--- Task goal ---
Take down each entry exactly as written.

=== Record extracts ===

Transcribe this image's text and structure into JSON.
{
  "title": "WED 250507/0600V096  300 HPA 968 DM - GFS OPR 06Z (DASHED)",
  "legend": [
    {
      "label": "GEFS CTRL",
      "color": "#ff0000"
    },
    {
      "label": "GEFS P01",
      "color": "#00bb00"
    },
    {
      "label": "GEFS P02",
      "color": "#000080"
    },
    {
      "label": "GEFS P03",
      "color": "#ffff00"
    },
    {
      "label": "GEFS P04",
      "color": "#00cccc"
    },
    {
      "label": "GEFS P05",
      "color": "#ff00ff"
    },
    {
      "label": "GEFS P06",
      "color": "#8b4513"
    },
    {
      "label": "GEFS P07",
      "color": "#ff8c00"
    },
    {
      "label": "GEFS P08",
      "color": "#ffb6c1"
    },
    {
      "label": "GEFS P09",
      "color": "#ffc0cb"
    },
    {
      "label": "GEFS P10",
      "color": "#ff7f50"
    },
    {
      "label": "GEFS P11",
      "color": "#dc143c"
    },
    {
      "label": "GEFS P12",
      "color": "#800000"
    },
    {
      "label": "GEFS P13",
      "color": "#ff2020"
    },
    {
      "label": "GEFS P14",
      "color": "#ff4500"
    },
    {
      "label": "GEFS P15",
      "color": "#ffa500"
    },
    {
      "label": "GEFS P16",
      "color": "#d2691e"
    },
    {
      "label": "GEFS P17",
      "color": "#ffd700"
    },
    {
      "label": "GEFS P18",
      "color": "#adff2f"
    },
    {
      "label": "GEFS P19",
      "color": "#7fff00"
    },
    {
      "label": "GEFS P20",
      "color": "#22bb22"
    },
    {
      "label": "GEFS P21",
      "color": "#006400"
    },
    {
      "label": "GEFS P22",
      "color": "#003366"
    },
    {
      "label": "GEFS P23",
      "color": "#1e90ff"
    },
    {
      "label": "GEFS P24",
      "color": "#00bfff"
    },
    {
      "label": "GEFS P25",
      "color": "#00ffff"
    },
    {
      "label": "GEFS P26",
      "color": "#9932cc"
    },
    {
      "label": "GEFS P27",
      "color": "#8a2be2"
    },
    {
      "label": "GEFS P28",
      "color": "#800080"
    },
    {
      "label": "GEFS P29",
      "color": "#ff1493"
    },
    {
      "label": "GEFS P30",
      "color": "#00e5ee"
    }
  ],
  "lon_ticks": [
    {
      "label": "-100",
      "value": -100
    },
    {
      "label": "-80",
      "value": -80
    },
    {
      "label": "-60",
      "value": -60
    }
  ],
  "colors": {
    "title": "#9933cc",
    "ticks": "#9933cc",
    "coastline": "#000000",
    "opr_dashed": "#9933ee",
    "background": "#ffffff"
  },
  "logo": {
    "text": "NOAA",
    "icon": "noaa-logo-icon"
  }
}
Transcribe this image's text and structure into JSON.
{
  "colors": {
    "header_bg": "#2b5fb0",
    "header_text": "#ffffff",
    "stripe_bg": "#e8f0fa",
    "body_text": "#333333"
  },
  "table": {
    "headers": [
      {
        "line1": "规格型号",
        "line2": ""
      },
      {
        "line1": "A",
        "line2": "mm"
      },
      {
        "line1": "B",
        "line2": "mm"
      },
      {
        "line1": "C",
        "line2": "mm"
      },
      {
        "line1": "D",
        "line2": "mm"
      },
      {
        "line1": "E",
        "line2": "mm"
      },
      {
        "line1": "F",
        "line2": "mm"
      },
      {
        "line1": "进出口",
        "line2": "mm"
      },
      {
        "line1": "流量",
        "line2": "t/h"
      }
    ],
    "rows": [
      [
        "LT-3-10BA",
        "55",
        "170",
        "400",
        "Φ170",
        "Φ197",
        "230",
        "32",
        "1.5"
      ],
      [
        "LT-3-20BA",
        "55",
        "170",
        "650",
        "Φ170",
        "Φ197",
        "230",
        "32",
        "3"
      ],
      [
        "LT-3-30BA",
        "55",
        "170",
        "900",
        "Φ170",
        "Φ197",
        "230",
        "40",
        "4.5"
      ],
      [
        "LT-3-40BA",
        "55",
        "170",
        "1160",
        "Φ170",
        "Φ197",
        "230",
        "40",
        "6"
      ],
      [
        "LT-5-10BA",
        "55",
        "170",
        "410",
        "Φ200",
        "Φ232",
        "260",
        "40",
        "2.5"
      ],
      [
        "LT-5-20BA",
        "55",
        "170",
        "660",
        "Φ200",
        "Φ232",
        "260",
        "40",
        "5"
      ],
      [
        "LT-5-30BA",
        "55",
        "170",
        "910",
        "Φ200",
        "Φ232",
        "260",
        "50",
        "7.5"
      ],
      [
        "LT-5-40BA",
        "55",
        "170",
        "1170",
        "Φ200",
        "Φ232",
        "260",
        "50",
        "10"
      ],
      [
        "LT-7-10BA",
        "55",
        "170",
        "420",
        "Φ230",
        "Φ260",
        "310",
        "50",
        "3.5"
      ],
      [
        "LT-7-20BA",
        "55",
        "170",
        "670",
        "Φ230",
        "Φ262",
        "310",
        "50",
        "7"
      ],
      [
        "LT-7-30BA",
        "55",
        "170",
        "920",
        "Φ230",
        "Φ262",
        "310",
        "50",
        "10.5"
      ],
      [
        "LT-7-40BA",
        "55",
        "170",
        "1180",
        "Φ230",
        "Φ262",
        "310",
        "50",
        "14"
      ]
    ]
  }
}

===

--- Solution ---
Transcribe this image's text and structure into JSON.
{
  "title": "WED 250507/0600V096  300 HPA 968 DM - GFS OPR 06Z (DASHED)",
  "legend": [
    {
      "label": "GEFS CTRL",
      "color": "#ff0000"
    },
    {
      "label": "GEFS P01",
      "color": "#00bb00"
    },
    {
      "label": "GEFS P02",
      "color": "#000080"
    },
    {
      "label": "GEFS P03",
      "color": "#ffff00"
    },
    {
      "label": "GEFS P04",
      "color": "#00cccc"
    },
    {
      "label": "GEFS P05",
      "color": "#ff00ff"
    },
    {
      "label": "GEFS P06",
      "color": "#8b4513"
    },
    {
      "label": "GEFS P07",
      "color": "#ff8c00"
    },
    {
      "label": "GEFS P08",
      "color": "#ffb6c1"
    },
    {
      "label": "GEFS P09",
      "color": "#ffc0cb"
    },
    {
      "label": "GEFS P10",
      "color": "#ff7f50"
    },
    {
      "label": "GEFS P11",
      "color": "#dc143c"
    },
    {
      "label": "GEFS P12",
      "color": "#800000"
    },
    {
      "label": "GEFS P13",
      "color": "#ff2020"
    },
    {
      "label": "GEFS P14",
      "color": "#ff4500"
    },
    {
      "label": "GEFS P15",
      "color": "#ffa500"
    },
    {
      "label": "GEFS P16",
      "color": "#d2691e"
    },
    {
      "label": "GEFS P17",
      "color": "#ffd700"
    },
    {
      "label": "GEFS P18",
      "color": "#adff2f"
    },
    {
      "label": "GEFS P19",
      "color": "#7fff00"
    },
    {
      "label": "GEFS P20",
      "color": "#22bb22"
    },
    {
      "label": "GEFS P21",
      "color": "#006400"
    },
    {
      "label": "GEFS P22",
      "color": "#003366"
    },
    {
      "label": "GEFS P23",
      "color": "#1e90ff"
    },
    {
      "label": "GEFS P24",
      "color": "#00bfff"
    },
    {
      "label": "GEFS P25",
      "color": "#00ffff"
    },
    {
      "label": "GEFS P26",
      "color": "#9932cc"
    },
    {
      "label": "GEFS P27",
      "color": "#8a2be2"
    },
    {
      "label": "GEFS P28",
      "color": "#800080"
    },
    {
      "label": "GEFS P29",
      "color": "#ff1493"
    },
    {
      "label": "GEFS P30",
      "color": "#00e5ee"
    }
  ],
  "lon_ticks": [
    {
      "label": "-100",
      "value": -100
    },
    {
      "label": "-80",
      "value": -80
    },
    {
      "label": "-60",
      "value": -60
    }
  ],
  "colors": {
    "title": "#9933cc",
    "ticks": "#9933cc",
    "coastline": "#000000",
    "opr_dashed": "#9933ee",
    "background": "#ffffff"
  },
  "logo": {
    "text": "NOAA",
    "icon": "noaa-logo-icon"
  }
}
Transcribe this image's text and structure into JSON.
{
  "colors": {
    "header_bg": "#2b5fb0",
    "header_text": "#ffffff",
    "stripe_bg": "#e8f0fa",
    "body_text": "#333333"
  },
  "table": {
    "headers": [
      {
        "line1": "规格型号",
        "line2": ""
      },
      {
        "line1": "A",
        "line2": "mm"
      },
      {
        "line1": "B",
        "line2": "mm"
      },
      {
        "line1": "C",
        "line2": "mm"
      },
      {
        "line1": "D",
        "line2": "mm"
      },
      {
        "line1": "E",
        "line2": "mm"
      },
      {
        "line1": "F",
        "line2": "mm"
      },
      {
        "line1": "进出口",
        "line2": "mm"
      },
      {
        "line1": "流量",
        "line2": "t/h"
      }
    ],
    "rows": [
      [
        "LT-3-10BA",
        "55",
        "170",
        "400",
        "Φ170",
        "Φ197",
        "230",
        "32",
        "1.5"
      ],
      [
        "LT-3-20BA",
        "55",
        "170",
        "650",
        "Φ170",
        "Φ197",
        "230",
        "32",
        "3"
      ],
      [
        "LT-3-30BA",
        "55",
        "170",
        "900",
        "Φ170",
        "Φ197",
        "230",
        "40",
        "4.5"
      ],
      [
        "LT-3-40BA",
        "55",
        "170",
        "1160",
        "Φ170",
        "Φ197",
        "230",
        "40",
        "6"
      ],
      [
        "LT-5-10BA",
        "55",
        "170",
        "410",
        "Φ200",
        "Φ232",
        "260",
        "40",
        "2.5"
      ],
      [
        "LT-5-20BA",
        "55",
        "170",
        "660",
        "Φ200",
        "Φ232",
        "260",
        "40",
        "5"
      ],
      [
        "LT-5-30BA",
        "55",
        "170",
        "910",
        "Φ200",
        "Φ232",
        "260",
        "50",
        "7.5"
      ],
      [
        "LT-5-40BA",
        "55",
        "170",
        "1170",
        "Φ200",
        "Φ232",
        "260",
        "50",
        "10"
      ],
      [
        "LT-7-10BA",
        "55",
        "170",
        "420",
        "Φ230",
        "Φ260",
        "310",
        "50",
        "3.5"
      ],
      [
        "LT-7-20BA",
        "55",
        "170",
        "670",
        "Φ230",
        "Φ262",
        "310",
        "50",
        "7"
      ],
      [
        "LT-7-30BA",
        "55",
        "170",
        "920",
        "Φ230",
        "Φ262",
        "310",
        "50",
        "10.5"
      ],
      [
        "LT-7-40BA",
        "55",
        "170",
        "1180",
        "Φ230",
        "Φ262",
        "310",
        "50",
        "14"
      ]
    ]
  }
}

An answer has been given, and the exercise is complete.